§ **What is expected**
Every entry here needs to be repeated exactly.

§ **Records supplied**
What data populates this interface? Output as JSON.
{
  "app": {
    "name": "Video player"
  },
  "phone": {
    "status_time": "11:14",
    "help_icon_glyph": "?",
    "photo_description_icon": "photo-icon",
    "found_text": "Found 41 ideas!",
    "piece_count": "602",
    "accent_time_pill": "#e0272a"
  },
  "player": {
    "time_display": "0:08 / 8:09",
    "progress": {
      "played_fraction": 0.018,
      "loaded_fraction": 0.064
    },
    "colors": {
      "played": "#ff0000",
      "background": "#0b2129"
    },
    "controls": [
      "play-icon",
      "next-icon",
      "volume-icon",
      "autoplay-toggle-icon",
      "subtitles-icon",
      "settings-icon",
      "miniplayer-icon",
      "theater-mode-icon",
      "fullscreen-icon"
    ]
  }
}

§ **Output below**
What data populates this interface? Output as JSON.
{
  "app": {
    "name": "Video player"
  },
  "phone": {
    "status_time": "11:14",
    "help_icon_glyph": "?",
    "photo_description_icon": "photo-icon",
    "found_text": "Found 41 ideas!",
    "piece_count": "602",
    "accent_time_pill": "#e0272a"
  },
  "player": {
    "time_display": "0:08 / 8:09",
    "progress": {
      "played_fraction": 0.018,
      "loaded_fraction": 0.064
    },
    "colors": {
      "played": "#ff0000",
      "background": "#0b2129"
    },
    "controls": [
      "play-icon",
      "next-icon",
      "volume-icon",
      "autoplay-toggle-icon",
      "subtitles-icon",
      "settings-icon",
      "miniplayer-icon",
      "theater-mode-icon",
      "fullscreen-icon"
    ]
  }
}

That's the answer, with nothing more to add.